Without including the pictures, copy out every line below.

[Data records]
┌────────

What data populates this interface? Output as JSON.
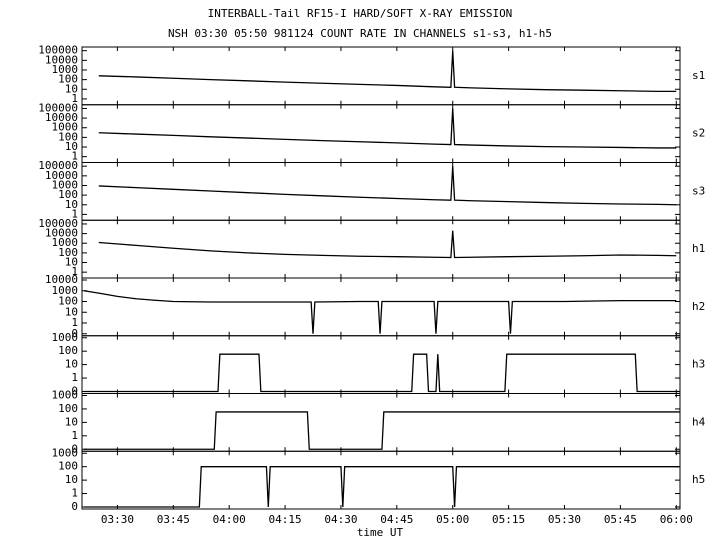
{
  "title": "INTERBALL-Tail RF15-I HARD/SOFT X-RAY EMISSION",
  "subtitle": "NSH 03:30 05:50 981124  COUNT RATE IN CHANNELS s1-s3, h1-h5",
  "xlabel": "time UT",
  "xlim": [
    200.5,
    361
  ],
  "xticks": [
    {
      "value": 210,
      "label": "03:30"
    },
    {
      "value": 225,
      "label": "03:45"
    },
    {
      "value": 240,
      "label": "04:00"
    },
    {
      "value": 255,
      "label": "04:15"
    },
    {
      "value": 270,
      "label": "04:30"
    },
    {
      "value": 285,
      "label": "04:45"
    },
    {
      "value": 300,
      "label": "05:00"
    },
    {
      "value": 315,
      "label": "05:15"
    },
    {
      "value": 330,
      "label": "05:30"
    },
    {
      "value": 345,
      "label": "05:45"
    },
    {
      "value": 360,
      "label": "06:00"
    }
  ],
  "chart_data": [
    {
      "type": "line",
      "label": "s1",
      "color": "#000000",
      "yscale": "log",
      "ylim": [
        0.4,
        150000
      ],
      "yticks": [
        1,
        10,
        100,
        1000,
        10000,
        100000
      ],
      "x": [
        205,
        215,
        225,
        235,
        245,
        255,
        265,
        275,
        285,
        295,
        299.5,
        300,
        300.5,
        305,
        315,
        325,
        335,
        345,
        355,
        360
      ],
      "values": [
        250,
        190,
        140,
        100,
        75,
        55,
        42,
        32,
        25,
        18,
        16,
        100000,
        16,
        14,
        11,
        9,
        8,
        7,
        6,
        6
      ]
    },
    {
      "type": "line",
      "label": "s2",
      "color": "#000000",
      "yscale": "log",
      "ylim": [
        0.4,
        150000
      ],
      "yticks": [
        1,
        10,
        100,
        1000,
        10000,
        100000
      ],
      "x": [
        205,
        215,
        225,
        235,
        245,
        255,
        265,
        275,
        285,
        295,
        299.5,
        300,
        300.5,
        305,
        315,
        325,
        335,
        345,
        355,
        360
      ],
      "values": [
        300,
        220,
        160,
        115,
        85,
        62,
        46,
        35,
        27,
        20,
        18,
        100000,
        18,
        16,
        13,
        11,
        10,
        9,
        8,
        8
      ]
    },
    {
      "type": "line",
      "label": "s3",
      "color": "#000000",
      "yscale": "log",
      "ylim": [
        0.4,
        150000
      ],
      "yticks": [
        1,
        10,
        100,
        1000,
        10000,
        100000
      ],
      "x": [
        205,
        215,
        225,
        235,
        245,
        255,
        265,
        275,
        285,
        295,
        299.5,
        300,
        300.5,
        305,
        315,
        325,
        335,
        345,
        355,
        360
      ],
      "values": [
        900,
        600,
        400,
        270,
        180,
        120,
        85,
        60,
        45,
        33,
        30,
        100000,
        30,
        26,
        21,
        17,
        14,
        12,
        11,
        10
      ]
    },
    {
      "type": "line",
      "label": "h1",
      "color": "#000000",
      "yscale": "log",
      "ylim": [
        0.4,
        150000
      ],
      "yticks": [
        1,
        10,
        100,
        1000,
        10000,
        100000
      ],
      "x": [
        205,
        215,
        225,
        235,
        245,
        255,
        265,
        275,
        285,
        295,
        299.5,
        300,
        300.5,
        305,
        315,
        325,
        335,
        345,
        355,
        360
      ],
      "values": [
        1200,
        600,
        300,
        160,
        100,
        70,
        55,
        45,
        40,
        35,
        33,
        20000,
        33,
        35,
        40,
        45,
        50,
        60,
        55,
        50
      ]
    },
    {
      "type": "line",
      "label": "h2",
      "color": "#000000",
      "yscale": "log",
      "ylim": [
        0,
        10000
      ],
      "yticks": [
        0,
        1,
        10,
        100,
        1000,
        10000
      ],
      "x": [
        201,
        205,
        210,
        215,
        220,
        225,
        235,
        245,
        255,
        262,
        262.5,
        263,
        275,
        280,
        280.5,
        281,
        290,
        295,
        295.5,
        296,
        305,
        315,
        315.5,
        316,
        330,
        345,
        360
      ],
      "values": [
        1000,
        600,
        300,
        180,
        130,
        100,
        90,
        90,
        90,
        90,
        0,
        90,
        100,
        100,
        0,
        100,
        100,
        100,
        0,
        100,
        100,
        100,
        0,
        100,
        100,
        120,
        120
      ]
    },
    {
      "type": "line",
      "label": "h3",
      "color": "#000000",
      "yscale": "log",
      "ylim": [
        0,
        1000
      ],
      "yticks": [
        0,
        1,
        10,
        100,
        1000
      ],
      "x": [
        201,
        237,
        237.5,
        248,
        248.5,
        289,
        289.5,
        293,
        293.5,
        295.5,
        296,
        296.5,
        314,
        314.5,
        349,
        349.5,
        361
      ],
      "values": [
        0,
        0,
        60,
        60,
        0,
        0,
        60,
        60,
        0,
        0,
        60,
        0,
        0,
        60,
        60,
        0,
        0
      ]
    },
    {
      "type": "line",
      "label": "h4",
      "color": "#000000",
      "yscale": "log",
      "ylim": [
        0,
        1000
      ],
      "yticks": [
        0,
        1,
        10,
        100,
        1000
      ],
      "x": [
        201,
        236,
        236.5,
        261,
        261.5,
        281,
        281.5,
        361
      ],
      "values": [
        0,
        0,
        60,
        60,
        0,
        0,
        60,
        60
      ]
    },
    {
      "type": "line",
      "label": "h5",
      "color": "#000000",
      "yscale": "log",
      "ylim": [
        0,
        1000
      ],
      "yticks": [
        0,
        1,
        10,
        100,
        1000
      ],
      "x": [
        201,
        232,
        232.5,
        250,
        250.5,
        251,
        270,
        270.5,
        271,
        300,
        300.5,
        301,
        361
      ],
      "values": [
        0,
        0,
        100,
        100,
        0,
        100,
        100,
        0,
        100,
        100,
        0,
        100,
        100
      ]
    }
  ]
}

└────────

- **Written reply**:
What data populates this interface? Output as JSON.
{
  "title": "INTERBALL-Tail RF15-I HARD/SOFT X-RAY EMISSION",
  "subtitle": "NSH 03:30 05:50 981124  COUNT RATE IN CHANNELS s1-s3, h1-h5",
  "xlabel": "time UT",
  "xlim": [
    200.5,
    361
  ],
  "xticks": [
    {
      "value": 210,
      "label": "03:30"
    },
    {
      "value": 225,
      "label": "03:45"
    },
    {
      "value": 240,
      "label": "04:00"
    },
    {
      "value": 255,
      "label": "04:15"
    },
    {
      "value": 270,
      "label": "04:30"
    },
    {
      "value": 285,
      "label": "04:45"
    },
    {
      "value": 300,
      "label": "05:00"
    },
    {
      "value": 315,
      "label": "05:15"
    },
    {
      "value": 330,
      "label": "05:30"
    },
    {
      "value": 345,
      "label": "05:45"
    },
    {
      "value": 360,
      "label": "06:00"
    }
  ],
  "chart_data": [
    {
      "type": "line",
      "label": "s1",
      "color": "#000000",
      "yscale": "log",
      "ylim": [
        0.4,
        150000
      ],
      "yticks": [
        1,
        10,
        100,
        1000,
        10000,
        100000
      ],
      "x": [
        205,
        215,
        225,
        235,
        245,
        255,
        265,
        275,
        285,
        295,
        299.5,
        300,
        300.5,
        305,
        315,
        325,
        335,
        345,
        355,
        360
      ],
      "values": [
        250,
        190,
        140,
        100,
        75,
        55,
        42,
        32,
        25,
        18,
        16,
        100000,
        16,
        14,
        11,
        9,
        8,
        7,
        6,
        6
      ]
    },
    {
      "type": "line",
      "label": "s2",
      "color": "#000000",
      "yscale": "log",
      "ylim": [
        0.4,
        150000
      ],
      "yticks": [
        1,
        10,
        100,
        1000,
        10000,
        100000
      ],
      "x": [
        205,
        215,
        225,
        235,
        245,
        255,
        265,
        275,
        285,
        295,
        299.5,
        300,
        300.5,
        305,
        315,
        325,
        335,
        345,
        355,
        360
      ],
      "values": [
        300,
        220,
        160,
        115,
        85,
        62,
        46,
        35,
        27,
        20,
        18,
        100000,
        18,
        16,
        13,
        11,
        10,
        9,
        8,
        8
      ]
    },
    {
      "type": "line",
      "label": "s3",
      "color": "#000000",
      "yscale": "log",
      "ylim": [
        0.4,
        150000
      ],
      "yticks": [
        1,
        10,
        100,
        1000,
        10000,
        100000
      ],
      "x": [
        205,
        215,
        225,
        235,
        245,
        255,
        265,
        275,
        285,
        295,
        299.5,
        300,
        300.5,
        305,
        315,
        325,
        335,
        345,
        355,
        360
      ],
      "values": [
        900,
        600,
        400,
        270,
        180,
        120,
        85,
        60,
        45,
        33,
        30,
        100000,
        30,
        26,
        21,
        17,
        14,
        12,
        11,
        10
      ]
    },
    {
      "type": "line",
      "label": "h1",
      "color": "#000000",
      "yscale": "log",
      "ylim": [
        0.4,
        150000
      ],
      "yticks": [
        1,
        10,
        100,
        1000,
        10000,
        100000
      ],
      "x": [
        205,
        215,
        225,
        235,
        245,
        255,
        265,
        275,
        285,
        295,
        299.5,
        300,
        300.5,
        305,
        315,
        325,
        335,
        345,
        355,
        360
      ],
      "values": [
        1200,
        600,
        300,
        160,
        100,
        70,
        55,
        45,
        40,
        35,
        33,
        20000,
        33,
        35,
        40,
        45,
        50,
        60,
        55,
        50
      ]
    },
    {
      "type": "line",
      "label": "h2",
      "color": "#000000",
      "yscale": "log",
      "ylim": [
        0,
        10000
      ],
      "yticks": [
        0,
        1,
        10,
        100,
        1000,
        10000
      ],
      "x": [
        201,
        205,
        210,
        215,
        220,
        225,
        235,
        245,
        255,
        262,
        262.5,
        263,
        275,
        280,
        280.5,
        281,
        290,
        295,
        295.5,
        296,
        305,
        315,
        315.5,
        316,
        330,
        345,
        360
      ],
      "values": [
        1000,
        600,
        300,
        180,
        130,
        100,
        90,
        90,
        90,
        90,
        0,
        90,
        100,
        100,
        0,
        100,
        100,
        100,
        0,
        100,
        100,
        100,
        0,
        100,
        100,
        120,
        120
      ]
    },
    {
      "type": "line",
      "label": "h3",
      "color": "#000000",
      "yscale": "log",
      "ylim": [
        0,
        1000
      ],
      "yticks": [
        0,
        1,
        10,
        100,
        1000
      ],
      "x": [
        201,
        237,
        237.5,
        248,
        248.5,
        289,
        289.5,
        293,
        293.5,
        295.5,
        296,
        296.5,
        314,
        314.5,
        349,
        349.5,
        361
      ],
      "values": [
        0,
        0,
        60,
        60,
        0,
        0,
        60,
        60,
        0,
        0,
        60,
        0,
        0,
        60,
        60,
        0,
        0
      ]
    },
    {
      "type": "line",
      "label": "h4",
      "color": "#000000",
      "yscale": "log",
      "ylim": [
        0,
        1000
      ],
      "yticks": [
        0,
        1,
        10,
        100,
        1000
      ],
      "x": [
        201,
        236,
        236.5,
        261,
        261.5,
        281,
        281.5,
        361
      ],
      "values": [
        0,
        0,
        60,
        60,
        0,
        0,
        60,
        60
      ]
    },
    {
      "type": "line",
      "label": "h5",
      "color": "#000000",
      "yscale": "log",
      "ylim": [
        0,
        1000
      ],
      "yticks": [
        0,
        1,
        10,
        100,
        1000
      ],
      "x": [
        201,
        232,
        232.5,
        250,
        250.5,
        251,
        270,
        270.5,
        271,
        300,
        300.5,
        301,
        361
      ],
      "values": [
        0,
        0,
        100,
        100,
        0,
        100,
        100,
        0,
        100,
        100,
        0,
        100,
        100
      ]
    }
  ]
}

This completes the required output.